>> START PROVIDED DATA

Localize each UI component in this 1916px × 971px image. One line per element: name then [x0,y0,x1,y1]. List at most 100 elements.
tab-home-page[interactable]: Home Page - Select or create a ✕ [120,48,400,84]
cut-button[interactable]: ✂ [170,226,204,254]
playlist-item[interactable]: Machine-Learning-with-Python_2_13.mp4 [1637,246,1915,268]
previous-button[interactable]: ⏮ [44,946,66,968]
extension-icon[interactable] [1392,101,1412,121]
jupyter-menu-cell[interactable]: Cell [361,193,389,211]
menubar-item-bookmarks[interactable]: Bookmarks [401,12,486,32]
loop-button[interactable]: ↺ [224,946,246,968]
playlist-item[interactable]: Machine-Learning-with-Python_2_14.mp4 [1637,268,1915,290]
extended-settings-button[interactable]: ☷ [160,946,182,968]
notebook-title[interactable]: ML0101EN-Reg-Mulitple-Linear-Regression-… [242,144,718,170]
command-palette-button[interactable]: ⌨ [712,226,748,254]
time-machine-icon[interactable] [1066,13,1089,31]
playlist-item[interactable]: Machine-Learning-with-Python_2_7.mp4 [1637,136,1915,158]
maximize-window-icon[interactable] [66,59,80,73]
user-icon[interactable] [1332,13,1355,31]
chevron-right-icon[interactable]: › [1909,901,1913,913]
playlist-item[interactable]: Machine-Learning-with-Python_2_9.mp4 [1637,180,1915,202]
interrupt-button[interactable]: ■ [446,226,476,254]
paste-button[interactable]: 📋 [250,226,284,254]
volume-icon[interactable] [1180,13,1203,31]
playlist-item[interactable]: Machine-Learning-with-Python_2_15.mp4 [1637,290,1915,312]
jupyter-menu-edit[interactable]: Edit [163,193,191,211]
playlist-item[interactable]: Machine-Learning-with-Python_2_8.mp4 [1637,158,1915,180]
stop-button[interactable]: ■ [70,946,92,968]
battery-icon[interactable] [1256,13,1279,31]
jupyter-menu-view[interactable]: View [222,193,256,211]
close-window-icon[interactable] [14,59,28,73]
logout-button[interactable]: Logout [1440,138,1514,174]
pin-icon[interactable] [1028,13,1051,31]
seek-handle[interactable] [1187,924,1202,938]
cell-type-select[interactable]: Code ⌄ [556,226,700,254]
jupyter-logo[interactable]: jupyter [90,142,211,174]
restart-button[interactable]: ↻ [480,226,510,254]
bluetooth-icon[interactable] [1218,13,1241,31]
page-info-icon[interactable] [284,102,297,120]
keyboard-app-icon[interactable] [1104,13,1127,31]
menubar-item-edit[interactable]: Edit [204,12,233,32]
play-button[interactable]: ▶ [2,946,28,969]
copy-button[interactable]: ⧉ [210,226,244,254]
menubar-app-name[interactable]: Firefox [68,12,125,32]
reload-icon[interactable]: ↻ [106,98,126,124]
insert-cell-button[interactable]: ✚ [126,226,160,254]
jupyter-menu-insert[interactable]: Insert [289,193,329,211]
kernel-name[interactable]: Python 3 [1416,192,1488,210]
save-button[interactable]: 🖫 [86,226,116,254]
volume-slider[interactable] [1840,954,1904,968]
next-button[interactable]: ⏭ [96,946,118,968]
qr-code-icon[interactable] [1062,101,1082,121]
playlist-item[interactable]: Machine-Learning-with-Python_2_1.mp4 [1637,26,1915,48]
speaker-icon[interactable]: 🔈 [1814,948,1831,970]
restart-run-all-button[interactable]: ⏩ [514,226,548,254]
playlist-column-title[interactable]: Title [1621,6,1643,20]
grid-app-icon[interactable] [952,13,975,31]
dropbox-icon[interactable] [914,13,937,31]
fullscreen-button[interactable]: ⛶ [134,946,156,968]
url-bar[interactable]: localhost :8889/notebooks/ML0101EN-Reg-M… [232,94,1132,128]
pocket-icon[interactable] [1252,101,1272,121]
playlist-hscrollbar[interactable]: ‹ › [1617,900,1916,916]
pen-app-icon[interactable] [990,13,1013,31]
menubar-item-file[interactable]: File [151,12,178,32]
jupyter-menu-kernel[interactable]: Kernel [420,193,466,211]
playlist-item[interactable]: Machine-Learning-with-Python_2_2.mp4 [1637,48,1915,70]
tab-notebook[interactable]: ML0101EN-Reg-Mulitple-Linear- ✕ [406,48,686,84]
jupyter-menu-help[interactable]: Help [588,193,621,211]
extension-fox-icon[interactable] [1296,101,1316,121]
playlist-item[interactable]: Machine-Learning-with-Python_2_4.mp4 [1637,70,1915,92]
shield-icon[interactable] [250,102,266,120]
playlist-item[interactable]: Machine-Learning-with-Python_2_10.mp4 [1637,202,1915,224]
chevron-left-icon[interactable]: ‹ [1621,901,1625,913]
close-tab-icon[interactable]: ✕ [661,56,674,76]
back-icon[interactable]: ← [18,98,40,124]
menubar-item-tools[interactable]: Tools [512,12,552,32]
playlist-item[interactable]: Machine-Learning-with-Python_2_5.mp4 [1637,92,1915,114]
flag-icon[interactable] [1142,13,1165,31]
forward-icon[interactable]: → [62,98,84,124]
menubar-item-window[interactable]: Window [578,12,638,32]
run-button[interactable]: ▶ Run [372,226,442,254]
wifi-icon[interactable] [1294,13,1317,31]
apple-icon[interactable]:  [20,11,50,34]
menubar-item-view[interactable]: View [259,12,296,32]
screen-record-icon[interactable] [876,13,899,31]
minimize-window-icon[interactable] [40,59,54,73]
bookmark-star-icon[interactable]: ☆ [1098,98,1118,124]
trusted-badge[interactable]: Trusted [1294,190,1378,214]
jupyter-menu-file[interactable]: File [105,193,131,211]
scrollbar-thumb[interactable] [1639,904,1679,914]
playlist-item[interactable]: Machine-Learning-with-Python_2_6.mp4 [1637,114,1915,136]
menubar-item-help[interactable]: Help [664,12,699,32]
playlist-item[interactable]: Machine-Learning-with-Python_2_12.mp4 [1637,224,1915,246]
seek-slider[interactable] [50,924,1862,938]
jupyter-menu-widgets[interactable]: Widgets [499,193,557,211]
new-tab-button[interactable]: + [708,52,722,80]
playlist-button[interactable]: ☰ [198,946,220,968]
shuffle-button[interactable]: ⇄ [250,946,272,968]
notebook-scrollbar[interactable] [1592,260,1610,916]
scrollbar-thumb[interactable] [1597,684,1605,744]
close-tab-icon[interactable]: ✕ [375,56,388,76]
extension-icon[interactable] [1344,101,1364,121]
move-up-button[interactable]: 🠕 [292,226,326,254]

>> END PROVIDED DATA

AIM OF THE EXERCISE: Swap "Localize" for "Locate" throughout the data above, changing nothing else.

FULL OUTPUT:
Locate each UI component in this 1916px × 971px image. One line per element: name then [x0,y0,x1,y1]. List at most 100 elements.
tab-home-page[interactable]: Home Page - Select or create a ✕ [120,48,400,84]
cut-button[interactable]: ✂ [170,226,204,254]
playlist-item[interactable]: Machine-Learning-with-Python_2_13.mp4 [1637,246,1915,268]
previous-button[interactable]: ⏮ [44,946,66,968]
extension-icon[interactable] [1392,101,1412,121]
jupyter-menu-cell[interactable]: Cell [361,193,389,211]
menubar-item-bookmarks[interactable]: Bookmarks [401,12,486,32]
loop-button[interactable]: ↺ [224,946,246,968]
playlist-item[interactable]: Machine-Learning-with-Python_2_14.mp4 [1637,268,1915,290]
extended-settings-button[interactable]: ☷ [160,946,182,968]
notebook-title[interactable]: ML0101EN-Reg-Mulitple-Linear-Regression-… [242,144,718,170]
command-palette-button[interactable]: ⌨ [712,226,748,254]
time-machine-icon[interactable] [1066,13,1089,31]
playlist-item[interactable]: Machine-Learning-with-Python_2_7.mp4 [1637,136,1915,158]
maximize-window-icon[interactable] [66,59,80,73]
user-icon[interactable] [1332,13,1355,31]
chevron-right-icon[interactable]: › [1909,901,1913,913]
playlist-item[interactable]: Machine-Learning-with-Python_2_9.mp4 [1637,180,1915,202]
interrupt-button[interactable]: ■ [446,226,476,254]
paste-button[interactable]: 📋 [250,226,284,254]
volume-icon[interactable] [1180,13,1203,31]
playlist-item[interactable]: Machine-Learning-with-Python_2_15.mp4 [1637,290,1915,312]
jupyter-menu-edit[interactable]: Edit [163,193,191,211]
playlist-item[interactable]: Machine-Learning-with-Python_2_8.mp4 [1637,158,1915,180]
stop-button[interactable]: ■ [70,946,92,968]
battery-icon[interactable] [1256,13,1279,31]
jupyter-menu-view[interactable]: View [222,193,256,211]
close-window-icon[interactable] [14,59,28,73]
logout-button[interactable]: Logout [1440,138,1514,174]
pin-icon[interactable] [1028,13,1051,31]
seek-handle[interactable] [1187,924,1202,938]
cell-type-select[interactable]: Code ⌄ [556,226,700,254]
jupyter-logo[interactable]: jupyter [90,142,211,174]
restart-button[interactable]: ↻ [480,226,510,254]
bluetooth-icon[interactable] [1218,13,1241,31]
page-info-icon[interactable] [284,102,297,120]
keyboard-app-icon[interactable] [1104,13,1127,31]
menubar-item-edit[interactable]: Edit [204,12,233,32]
play-button[interactable]: ▶ [2,946,28,969]
copy-button[interactable]: ⧉ [210,226,244,254]
menubar-app-name[interactable]: Firefox [68,12,125,32]
reload-icon[interactable]: ↻ [106,98,126,124]
insert-cell-button[interactable]: ✚ [126,226,160,254]
jupyter-menu-insert[interactable]: Insert [289,193,329,211]
kernel-name[interactable]: Python 3 [1416,192,1488,210]
save-button[interactable]: 🖫 [86,226,116,254]
volume-slider[interactable] [1840,954,1904,968]
next-button[interactable]: ⏭ [96,946,118,968]
qr-code-icon[interactable] [1062,101,1082,121]
playlist-item[interactable]: Machine-Learning-with-Python_2_1.mp4 [1637,26,1915,48]
speaker-icon[interactable]: 🔈 [1814,948,1831,970]
restart-run-all-button[interactable]: ⏩ [514,226,548,254]
playlist-column-title[interactable]: Title [1621,6,1643,20]
grid-app-icon[interactable] [952,13,975,31]
dropbox-icon[interactable] [914,13,937,31]
fullscreen-button[interactable]: ⛶ [134,946,156,968]
url-bar[interactable]: localhost :8889/notebooks/ML0101EN-Reg-M… [232,94,1132,128]
pocket-icon[interactable] [1252,101,1272,121]
playlist-hscrollbar[interactable]: ‹ › [1617,900,1916,916]
pen-app-icon[interactable] [990,13,1013,31]
menubar-item-file[interactable]: File [151,12,178,32]
jupyter-menu-kernel[interactable]: Kernel [420,193,466,211]
playlist-item[interactable]: Machine-Learning-with-Python_2_2.mp4 [1637,48,1915,70]
tab-notebook[interactable]: ML0101EN-Reg-Mulitple-Linear- ✕ [406,48,686,84]
jupyter-menu-help[interactable]: Help [588,193,621,211]
extension-fox-icon[interactable] [1296,101,1316,121]
playlist-item[interactable]: Machine-Learning-with-Python_2_4.mp4 [1637,70,1915,92]
shield-icon[interactable] [250,102,266,120]
playlist-item[interactable]: Machine-Learning-with-Python_2_10.mp4 [1637,202,1915,224]
chevron-left-icon[interactable]: ‹ [1621,901,1625,913]
close-tab-icon[interactable]: ✕ [661,56,674,76]
back-icon[interactable]: ← [18,98,40,124]
menubar-item-tools[interactable]: Tools [512,12,552,32]
playlist-item[interactable]: Machine-Learning-with-Python_2_5.mp4 [1637,92,1915,114]
flag-icon[interactable] [1142,13,1165,31]
forward-icon[interactable]: → [62,98,84,124]
menubar-item-window[interactable]: Window [578,12,638,32]
run-button[interactable]: ▶ Run [372,226,442,254]
wifi-icon[interactable] [1294,13,1317,31]
apple-icon[interactable]:  [20,11,50,34]
menubar-item-view[interactable]: View [259,12,296,32]
screen-record-icon[interactable] [876,13,899,31]
minimize-window-icon[interactable] [40,59,54,73]
bookmark-star-icon[interactable]: ☆ [1098,98,1118,124]
trusted-badge[interactable]: Trusted [1294,190,1378,214]
jupyter-menu-file[interactable]: File [105,193,131,211]
scrollbar-thumb[interactable] [1639,904,1679,914]
playlist-item[interactable]: Machine-Learning-with-Python_2_6.mp4 [1637,114,1915,136]
menubar-item-help[interactable]: Help [664,12,699,32]
playlist-item[interactable]: Machine-Learning-with-Python_2_12.mp4 [1637,224,1915,246]
seek-slider[interactable] [50,924,1862,938]
jupyter-menu-widgets[interactable]: Widgets [499,193,557,211]
new-tab-button[interactable]: + [708,52,722,80]
playlist-button[interactable]: ☰ [198,946,220,968]
shuffle-button[interactable]: ⇄ [250,946,272,968]
notebook-scrollbar[interactable] [1592,260,1610,916]
scrollbar-thumb[interactable] [1597,684,1605,744]
close-tab-icon[interactable]: ✕ [375,56,388,76]
extension-icon[interactable] [1344,101,1364,121]
move-up-button[interactable]: 🠕 [292,226,326,254]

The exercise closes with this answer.